### EJERCICIOS
1. Según el texto sobre la política mundial, ¿qué organización está paralizada por una crisis de legitimidad?
2. Copia del texto sobre la política mundial el tramo que va de "El problema es" a "competencias hegemónicas irreductibes.", sustituyendo "pragmatismo" por "realismo".

### TEXTO PARA REVISAR
Entre el año que se acaba de ir y el que recién comienza, convergen las lecciones del trecho andado con ánimos de renovación en el futuro inmediato. En este cruce de caminos ocurre un proceso natural de valoración de errores y aciertos, que reproduce el varias veces milenario anhelo de mejorar la vida y la convivencia social. Ante el innegable y profundo deterioro de la política mundial, las fechas son propicias para desechar lo adjetivo (unilateralismo-guerra) y abrazar lo sustantivo (multilateralismo-paz); para abrir la puerta a lo que permanece porque es edificante y virtuoso.
Parece también obligado hacer una alto para valorar, con ojo académico, la actualidad de conceptos cuyo significado ha cambiado y que, no obstante, se utilizan de forma acrítica como parte del lenguaje asertivo de las relaciones internacionales. Así ocurre, entre otros, con independencia, soberanía, multilateralismo, cooperación, y por supuesto, derecho, paz y seguridad. La propuesta es compleja porque tal valoración se enmarca en una transformación inconclusa y peligrosa, donde los usos y abusos del poder acentúan las tensiones derivadas de una globalización ineficaz y de la crisis de legitimidad que paraliza a la Organización de las Naciones Unidas.
El problema es estructural. De ahí que, para remontar insuficiencias económicas y rezagos sociales, los estados deban fraguar acuerdos políticos sustentados en un pragmatismo edificante y no, como ocurre, en el despliegue de destrezas depredadoras. Dicho en otras palabras, la responsabilidad con el presente puede abonar al desarrollo sostenible y estimular la construcción de compromisos que abracen y no excluyan; que reconozcan al planeta como patrimonio común de la humanidad y no como teatro de luchas ideológicas y competencias hegemónicas irreductibes.

### REGISTROS SELECCIONADOS

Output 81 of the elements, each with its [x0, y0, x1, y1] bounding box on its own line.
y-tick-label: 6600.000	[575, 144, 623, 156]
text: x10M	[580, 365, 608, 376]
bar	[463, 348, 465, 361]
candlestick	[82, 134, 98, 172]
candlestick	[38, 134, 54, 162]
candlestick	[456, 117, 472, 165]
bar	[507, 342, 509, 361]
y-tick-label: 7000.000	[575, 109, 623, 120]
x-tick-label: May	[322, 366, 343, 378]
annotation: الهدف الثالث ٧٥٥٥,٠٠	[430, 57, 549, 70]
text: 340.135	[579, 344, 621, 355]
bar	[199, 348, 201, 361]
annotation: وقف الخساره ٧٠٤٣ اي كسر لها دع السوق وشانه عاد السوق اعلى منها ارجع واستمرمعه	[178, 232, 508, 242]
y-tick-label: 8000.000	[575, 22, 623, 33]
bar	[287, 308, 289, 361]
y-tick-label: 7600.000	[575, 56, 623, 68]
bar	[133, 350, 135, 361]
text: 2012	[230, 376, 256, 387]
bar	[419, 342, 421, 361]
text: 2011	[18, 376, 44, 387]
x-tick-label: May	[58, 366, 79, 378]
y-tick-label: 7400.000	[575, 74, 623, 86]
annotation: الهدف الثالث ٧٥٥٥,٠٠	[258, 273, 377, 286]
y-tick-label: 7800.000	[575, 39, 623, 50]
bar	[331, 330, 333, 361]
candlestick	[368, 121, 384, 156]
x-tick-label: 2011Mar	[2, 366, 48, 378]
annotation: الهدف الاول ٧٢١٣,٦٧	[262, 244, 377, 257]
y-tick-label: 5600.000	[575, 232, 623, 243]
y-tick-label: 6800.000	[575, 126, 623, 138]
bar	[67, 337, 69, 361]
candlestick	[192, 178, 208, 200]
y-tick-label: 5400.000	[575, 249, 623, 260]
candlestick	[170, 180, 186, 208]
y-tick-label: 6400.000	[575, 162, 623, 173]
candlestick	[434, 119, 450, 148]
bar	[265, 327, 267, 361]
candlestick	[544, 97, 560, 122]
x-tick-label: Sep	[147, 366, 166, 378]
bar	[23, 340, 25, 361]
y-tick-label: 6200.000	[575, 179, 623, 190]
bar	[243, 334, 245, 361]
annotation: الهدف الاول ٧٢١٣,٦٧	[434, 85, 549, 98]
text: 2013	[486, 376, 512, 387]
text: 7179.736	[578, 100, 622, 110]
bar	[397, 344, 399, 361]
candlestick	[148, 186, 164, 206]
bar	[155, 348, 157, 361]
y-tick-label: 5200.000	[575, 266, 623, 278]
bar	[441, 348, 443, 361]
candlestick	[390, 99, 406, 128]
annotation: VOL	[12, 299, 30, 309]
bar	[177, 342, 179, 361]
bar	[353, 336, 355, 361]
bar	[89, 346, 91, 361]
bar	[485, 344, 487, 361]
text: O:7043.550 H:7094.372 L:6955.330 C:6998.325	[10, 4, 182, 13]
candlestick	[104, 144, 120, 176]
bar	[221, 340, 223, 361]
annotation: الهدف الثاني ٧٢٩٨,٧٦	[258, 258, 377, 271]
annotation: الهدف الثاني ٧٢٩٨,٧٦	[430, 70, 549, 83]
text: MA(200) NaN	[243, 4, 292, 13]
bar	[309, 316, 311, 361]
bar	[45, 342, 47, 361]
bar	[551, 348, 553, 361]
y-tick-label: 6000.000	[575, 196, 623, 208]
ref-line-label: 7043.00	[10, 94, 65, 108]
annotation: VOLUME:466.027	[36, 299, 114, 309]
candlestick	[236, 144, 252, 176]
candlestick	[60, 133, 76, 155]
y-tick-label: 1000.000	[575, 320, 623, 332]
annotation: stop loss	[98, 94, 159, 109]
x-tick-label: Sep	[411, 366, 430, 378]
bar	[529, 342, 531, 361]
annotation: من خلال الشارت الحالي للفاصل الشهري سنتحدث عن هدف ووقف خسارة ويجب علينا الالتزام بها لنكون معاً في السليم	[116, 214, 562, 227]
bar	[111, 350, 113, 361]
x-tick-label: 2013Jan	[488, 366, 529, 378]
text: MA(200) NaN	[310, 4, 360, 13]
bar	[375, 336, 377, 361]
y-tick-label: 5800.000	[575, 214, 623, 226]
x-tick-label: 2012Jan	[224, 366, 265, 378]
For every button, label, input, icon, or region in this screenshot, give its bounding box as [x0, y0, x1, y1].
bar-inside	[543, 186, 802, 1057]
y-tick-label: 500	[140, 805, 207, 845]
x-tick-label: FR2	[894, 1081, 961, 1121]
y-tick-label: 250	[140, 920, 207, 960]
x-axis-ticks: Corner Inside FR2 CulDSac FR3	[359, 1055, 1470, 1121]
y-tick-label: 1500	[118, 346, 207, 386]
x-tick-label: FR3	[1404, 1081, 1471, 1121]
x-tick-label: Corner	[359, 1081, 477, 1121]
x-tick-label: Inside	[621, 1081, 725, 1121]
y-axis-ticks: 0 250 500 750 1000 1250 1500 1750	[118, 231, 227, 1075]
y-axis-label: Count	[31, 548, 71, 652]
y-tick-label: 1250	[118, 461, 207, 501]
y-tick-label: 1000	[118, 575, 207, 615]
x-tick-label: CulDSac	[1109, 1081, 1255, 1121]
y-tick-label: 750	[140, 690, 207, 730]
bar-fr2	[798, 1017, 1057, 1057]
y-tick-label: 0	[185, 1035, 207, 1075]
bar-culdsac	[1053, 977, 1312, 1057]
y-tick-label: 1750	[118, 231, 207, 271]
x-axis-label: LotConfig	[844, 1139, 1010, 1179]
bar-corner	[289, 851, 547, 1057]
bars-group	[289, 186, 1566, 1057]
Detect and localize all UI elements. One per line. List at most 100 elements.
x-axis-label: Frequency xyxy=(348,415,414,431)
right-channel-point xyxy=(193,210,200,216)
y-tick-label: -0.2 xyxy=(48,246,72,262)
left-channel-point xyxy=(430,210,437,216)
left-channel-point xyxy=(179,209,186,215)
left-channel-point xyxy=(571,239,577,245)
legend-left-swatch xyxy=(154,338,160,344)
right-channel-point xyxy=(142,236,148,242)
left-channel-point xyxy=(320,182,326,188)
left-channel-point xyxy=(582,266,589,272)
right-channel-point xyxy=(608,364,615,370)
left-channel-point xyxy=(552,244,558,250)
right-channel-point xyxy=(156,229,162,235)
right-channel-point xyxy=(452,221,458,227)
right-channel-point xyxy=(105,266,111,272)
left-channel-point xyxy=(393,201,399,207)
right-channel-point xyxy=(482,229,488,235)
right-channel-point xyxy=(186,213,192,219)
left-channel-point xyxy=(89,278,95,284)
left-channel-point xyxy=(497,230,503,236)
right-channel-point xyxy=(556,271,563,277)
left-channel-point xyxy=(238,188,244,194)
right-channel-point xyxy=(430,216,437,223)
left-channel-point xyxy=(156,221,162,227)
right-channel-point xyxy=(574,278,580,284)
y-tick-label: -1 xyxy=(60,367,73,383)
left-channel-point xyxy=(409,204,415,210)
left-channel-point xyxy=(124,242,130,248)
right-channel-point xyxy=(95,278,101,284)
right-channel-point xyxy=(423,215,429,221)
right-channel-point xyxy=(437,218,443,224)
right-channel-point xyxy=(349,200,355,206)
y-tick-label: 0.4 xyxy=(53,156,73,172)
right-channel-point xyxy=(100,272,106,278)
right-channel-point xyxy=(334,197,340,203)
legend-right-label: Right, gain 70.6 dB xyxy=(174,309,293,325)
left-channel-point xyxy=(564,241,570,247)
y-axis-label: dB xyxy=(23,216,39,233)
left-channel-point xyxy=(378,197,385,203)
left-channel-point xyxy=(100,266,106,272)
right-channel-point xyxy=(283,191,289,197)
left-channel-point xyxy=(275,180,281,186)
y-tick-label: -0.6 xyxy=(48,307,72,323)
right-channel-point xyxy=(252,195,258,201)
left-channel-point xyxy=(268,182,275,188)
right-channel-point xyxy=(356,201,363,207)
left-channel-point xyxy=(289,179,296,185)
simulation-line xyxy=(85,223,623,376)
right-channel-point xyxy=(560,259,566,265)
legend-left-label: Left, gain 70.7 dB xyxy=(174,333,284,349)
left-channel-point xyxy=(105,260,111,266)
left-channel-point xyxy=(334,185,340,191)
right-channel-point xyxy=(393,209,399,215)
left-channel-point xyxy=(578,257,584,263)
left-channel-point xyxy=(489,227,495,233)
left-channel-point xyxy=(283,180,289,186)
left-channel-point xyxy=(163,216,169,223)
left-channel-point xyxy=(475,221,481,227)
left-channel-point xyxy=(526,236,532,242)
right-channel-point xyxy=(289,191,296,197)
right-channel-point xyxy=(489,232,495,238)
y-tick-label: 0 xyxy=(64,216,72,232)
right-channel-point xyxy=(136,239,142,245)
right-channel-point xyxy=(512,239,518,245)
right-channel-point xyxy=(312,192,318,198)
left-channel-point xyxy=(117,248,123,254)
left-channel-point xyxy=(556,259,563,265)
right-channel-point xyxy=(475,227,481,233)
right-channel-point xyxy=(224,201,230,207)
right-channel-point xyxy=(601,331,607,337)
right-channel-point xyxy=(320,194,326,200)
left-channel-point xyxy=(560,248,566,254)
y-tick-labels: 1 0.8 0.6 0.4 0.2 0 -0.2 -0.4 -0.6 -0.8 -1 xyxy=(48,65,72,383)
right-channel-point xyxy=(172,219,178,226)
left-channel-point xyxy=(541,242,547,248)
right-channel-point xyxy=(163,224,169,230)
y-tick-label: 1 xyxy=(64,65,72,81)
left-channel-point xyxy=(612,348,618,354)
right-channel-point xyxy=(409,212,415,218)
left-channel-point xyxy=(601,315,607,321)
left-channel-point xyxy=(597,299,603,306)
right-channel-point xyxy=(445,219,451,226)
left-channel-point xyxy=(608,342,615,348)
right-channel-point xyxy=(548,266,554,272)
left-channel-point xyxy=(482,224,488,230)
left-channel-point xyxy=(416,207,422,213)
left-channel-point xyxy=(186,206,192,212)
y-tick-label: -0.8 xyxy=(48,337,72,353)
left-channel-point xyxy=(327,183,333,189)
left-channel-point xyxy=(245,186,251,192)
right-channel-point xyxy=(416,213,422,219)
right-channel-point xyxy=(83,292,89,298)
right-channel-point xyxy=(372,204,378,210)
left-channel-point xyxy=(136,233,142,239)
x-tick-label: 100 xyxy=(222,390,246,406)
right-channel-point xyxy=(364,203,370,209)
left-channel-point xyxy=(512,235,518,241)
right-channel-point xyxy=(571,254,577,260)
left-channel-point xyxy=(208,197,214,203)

### SOLUCIONES
1. La Organización de las Naciones Unidas.

2.
El problema es estructural. De ahí que, para remontar insuficiencias económicas y rezagos sociales, los estados deban fraguar acuerdos políticos sustentados en un realismo edificante y no, como ocurre, en el despliegue de destrezas depredadoras. Dicho en otras palabras, la responsabilidad con el presente puede abonar al desarrollo sostenible y estimular la construcción de compromisos que abracen y no excluyan; que reconozcan al planeta como patrimonio común de la humanidad y no como teatro de luchas ideológicas y competencias hegemónicas irreductibes.